Exercise objective: What number of lines hold the word "with"? State that number and nothing besides.

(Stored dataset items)
□ □ □ □
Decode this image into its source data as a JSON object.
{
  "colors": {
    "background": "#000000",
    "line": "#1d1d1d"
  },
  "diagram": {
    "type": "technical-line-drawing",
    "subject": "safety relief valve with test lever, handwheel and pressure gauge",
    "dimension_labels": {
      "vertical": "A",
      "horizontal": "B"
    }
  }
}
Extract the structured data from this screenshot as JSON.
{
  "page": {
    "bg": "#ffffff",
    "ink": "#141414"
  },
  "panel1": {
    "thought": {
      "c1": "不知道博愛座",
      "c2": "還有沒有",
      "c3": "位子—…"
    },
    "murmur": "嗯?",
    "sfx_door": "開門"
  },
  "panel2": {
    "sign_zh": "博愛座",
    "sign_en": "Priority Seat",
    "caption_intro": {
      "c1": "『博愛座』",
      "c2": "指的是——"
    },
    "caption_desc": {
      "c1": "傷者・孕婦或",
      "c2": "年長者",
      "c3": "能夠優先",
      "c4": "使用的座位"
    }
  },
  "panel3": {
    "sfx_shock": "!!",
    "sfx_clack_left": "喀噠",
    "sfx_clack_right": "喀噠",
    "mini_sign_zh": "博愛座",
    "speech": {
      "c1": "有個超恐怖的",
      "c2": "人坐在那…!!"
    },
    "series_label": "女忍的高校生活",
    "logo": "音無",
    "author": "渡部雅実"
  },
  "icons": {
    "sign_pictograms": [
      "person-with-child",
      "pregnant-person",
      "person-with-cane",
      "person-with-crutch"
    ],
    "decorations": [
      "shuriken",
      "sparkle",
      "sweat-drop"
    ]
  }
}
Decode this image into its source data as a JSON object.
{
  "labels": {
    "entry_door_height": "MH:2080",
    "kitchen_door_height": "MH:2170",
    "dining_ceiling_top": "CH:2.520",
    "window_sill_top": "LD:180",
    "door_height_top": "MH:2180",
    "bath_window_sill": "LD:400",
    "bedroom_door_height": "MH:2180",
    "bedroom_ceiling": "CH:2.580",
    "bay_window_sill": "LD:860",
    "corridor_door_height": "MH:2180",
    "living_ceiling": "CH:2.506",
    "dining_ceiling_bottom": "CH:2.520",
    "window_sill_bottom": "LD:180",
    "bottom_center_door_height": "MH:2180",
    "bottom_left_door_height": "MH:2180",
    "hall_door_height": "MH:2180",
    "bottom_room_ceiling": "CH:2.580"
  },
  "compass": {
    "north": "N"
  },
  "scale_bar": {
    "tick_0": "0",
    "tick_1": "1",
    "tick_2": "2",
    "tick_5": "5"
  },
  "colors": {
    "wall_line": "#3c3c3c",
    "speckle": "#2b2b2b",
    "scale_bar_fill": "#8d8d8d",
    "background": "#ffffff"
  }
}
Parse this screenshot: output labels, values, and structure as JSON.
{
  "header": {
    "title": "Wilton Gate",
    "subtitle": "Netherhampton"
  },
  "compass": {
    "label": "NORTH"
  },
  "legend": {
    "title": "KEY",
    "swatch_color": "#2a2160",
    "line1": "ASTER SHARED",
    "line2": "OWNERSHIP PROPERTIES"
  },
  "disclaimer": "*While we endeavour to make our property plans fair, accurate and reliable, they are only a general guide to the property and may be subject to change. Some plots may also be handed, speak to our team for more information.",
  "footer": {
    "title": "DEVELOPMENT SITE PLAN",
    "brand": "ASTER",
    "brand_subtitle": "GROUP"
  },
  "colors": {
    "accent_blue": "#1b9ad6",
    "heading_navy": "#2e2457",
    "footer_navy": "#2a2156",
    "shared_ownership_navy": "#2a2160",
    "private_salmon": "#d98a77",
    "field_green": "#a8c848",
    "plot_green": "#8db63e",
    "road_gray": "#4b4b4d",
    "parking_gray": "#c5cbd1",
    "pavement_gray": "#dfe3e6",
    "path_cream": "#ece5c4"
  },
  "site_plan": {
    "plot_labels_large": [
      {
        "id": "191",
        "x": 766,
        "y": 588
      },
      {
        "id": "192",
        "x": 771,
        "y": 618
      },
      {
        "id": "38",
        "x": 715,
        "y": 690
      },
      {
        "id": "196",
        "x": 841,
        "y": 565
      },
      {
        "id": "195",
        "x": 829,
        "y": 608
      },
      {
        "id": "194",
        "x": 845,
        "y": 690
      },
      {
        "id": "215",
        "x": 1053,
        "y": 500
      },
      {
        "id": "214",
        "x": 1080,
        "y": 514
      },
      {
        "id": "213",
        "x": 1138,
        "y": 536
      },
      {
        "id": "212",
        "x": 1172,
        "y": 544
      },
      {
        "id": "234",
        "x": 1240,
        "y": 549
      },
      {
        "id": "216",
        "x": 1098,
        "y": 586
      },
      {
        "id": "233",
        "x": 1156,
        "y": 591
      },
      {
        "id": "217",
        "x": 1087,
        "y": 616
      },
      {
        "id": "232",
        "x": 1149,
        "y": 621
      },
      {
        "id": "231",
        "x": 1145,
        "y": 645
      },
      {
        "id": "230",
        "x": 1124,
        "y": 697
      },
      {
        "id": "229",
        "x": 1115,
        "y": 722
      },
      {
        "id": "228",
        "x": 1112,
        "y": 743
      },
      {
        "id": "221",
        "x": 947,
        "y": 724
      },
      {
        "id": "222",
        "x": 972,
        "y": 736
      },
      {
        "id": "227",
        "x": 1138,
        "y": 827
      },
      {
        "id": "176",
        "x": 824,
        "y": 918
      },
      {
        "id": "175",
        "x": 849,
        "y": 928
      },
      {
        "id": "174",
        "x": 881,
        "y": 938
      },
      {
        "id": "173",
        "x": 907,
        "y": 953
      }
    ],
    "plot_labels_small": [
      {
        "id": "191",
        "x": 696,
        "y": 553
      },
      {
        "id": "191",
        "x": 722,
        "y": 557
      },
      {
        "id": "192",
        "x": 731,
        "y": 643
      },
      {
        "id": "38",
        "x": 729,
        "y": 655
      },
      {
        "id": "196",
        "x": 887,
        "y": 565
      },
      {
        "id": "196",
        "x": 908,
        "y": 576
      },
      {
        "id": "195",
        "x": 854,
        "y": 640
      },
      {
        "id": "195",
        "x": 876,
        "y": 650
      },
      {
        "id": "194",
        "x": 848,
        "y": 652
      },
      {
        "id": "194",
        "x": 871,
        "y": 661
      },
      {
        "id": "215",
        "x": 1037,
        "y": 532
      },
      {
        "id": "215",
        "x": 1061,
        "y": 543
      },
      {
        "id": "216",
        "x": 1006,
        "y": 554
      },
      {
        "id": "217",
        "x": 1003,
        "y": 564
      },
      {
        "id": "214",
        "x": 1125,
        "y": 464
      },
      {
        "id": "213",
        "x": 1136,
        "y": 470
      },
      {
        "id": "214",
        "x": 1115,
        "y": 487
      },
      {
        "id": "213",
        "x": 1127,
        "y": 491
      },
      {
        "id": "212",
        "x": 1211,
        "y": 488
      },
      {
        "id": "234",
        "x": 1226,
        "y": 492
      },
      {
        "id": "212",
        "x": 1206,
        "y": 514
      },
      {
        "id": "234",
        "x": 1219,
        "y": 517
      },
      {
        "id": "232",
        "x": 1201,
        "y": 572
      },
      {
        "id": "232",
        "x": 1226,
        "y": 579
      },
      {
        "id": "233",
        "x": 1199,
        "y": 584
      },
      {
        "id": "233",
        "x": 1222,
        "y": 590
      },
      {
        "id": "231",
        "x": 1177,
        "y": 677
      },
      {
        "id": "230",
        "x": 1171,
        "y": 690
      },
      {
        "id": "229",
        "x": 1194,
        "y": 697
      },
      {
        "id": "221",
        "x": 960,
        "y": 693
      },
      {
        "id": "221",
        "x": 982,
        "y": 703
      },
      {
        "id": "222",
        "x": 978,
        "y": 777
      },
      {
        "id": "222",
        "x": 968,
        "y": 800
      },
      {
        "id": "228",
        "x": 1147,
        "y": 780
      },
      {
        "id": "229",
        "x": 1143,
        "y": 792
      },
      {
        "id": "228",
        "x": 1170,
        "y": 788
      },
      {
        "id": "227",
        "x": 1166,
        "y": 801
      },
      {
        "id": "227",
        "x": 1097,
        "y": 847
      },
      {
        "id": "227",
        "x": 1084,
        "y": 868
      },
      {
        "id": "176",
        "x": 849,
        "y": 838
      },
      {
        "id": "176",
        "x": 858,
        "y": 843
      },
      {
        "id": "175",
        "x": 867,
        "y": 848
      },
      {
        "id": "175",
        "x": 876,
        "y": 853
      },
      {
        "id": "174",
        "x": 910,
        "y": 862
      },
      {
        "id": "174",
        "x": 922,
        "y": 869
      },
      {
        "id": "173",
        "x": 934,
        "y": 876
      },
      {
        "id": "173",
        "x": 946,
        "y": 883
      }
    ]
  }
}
□ □ □ □
Written response: 4